Job >> Pull every line holding the string "Дону" from the records below.

________________________

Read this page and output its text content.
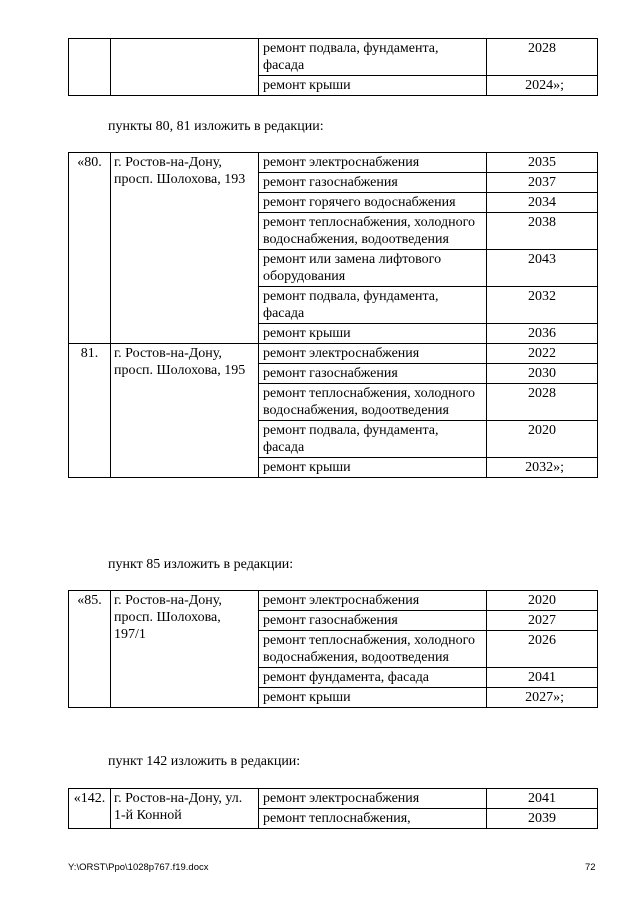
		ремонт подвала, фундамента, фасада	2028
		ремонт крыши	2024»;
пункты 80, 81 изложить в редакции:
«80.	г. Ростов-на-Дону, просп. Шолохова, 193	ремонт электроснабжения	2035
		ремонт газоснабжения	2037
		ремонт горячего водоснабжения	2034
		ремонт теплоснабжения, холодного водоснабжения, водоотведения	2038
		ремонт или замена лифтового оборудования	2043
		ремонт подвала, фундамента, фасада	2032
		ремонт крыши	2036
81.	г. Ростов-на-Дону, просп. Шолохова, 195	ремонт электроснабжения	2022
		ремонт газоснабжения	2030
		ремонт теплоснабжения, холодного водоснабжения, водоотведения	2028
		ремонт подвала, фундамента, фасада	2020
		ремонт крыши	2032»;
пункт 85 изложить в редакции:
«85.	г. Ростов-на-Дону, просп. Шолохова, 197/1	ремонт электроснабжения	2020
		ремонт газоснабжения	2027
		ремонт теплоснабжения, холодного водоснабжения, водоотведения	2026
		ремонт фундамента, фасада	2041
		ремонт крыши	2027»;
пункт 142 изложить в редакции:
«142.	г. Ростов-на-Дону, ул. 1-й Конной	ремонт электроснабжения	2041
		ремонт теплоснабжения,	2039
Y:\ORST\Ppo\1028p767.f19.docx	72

________________________

The reply >>
«80.	г. Ростов-на-Дону, просп. Шолохова, 193	ремонт электроснабжения	2035
81.	г. Ростов-на-Дону, просп. Шолохова, 195	ремонт электроснабжения	2022
«85.	г. Ростов-на-Дону, просп. Шолохова, 197/1	ремонт электроснабжения	2020
«142.	г. Ростов-на-Дону, ул. 1-й Конной	ремонт электроснабжения	2041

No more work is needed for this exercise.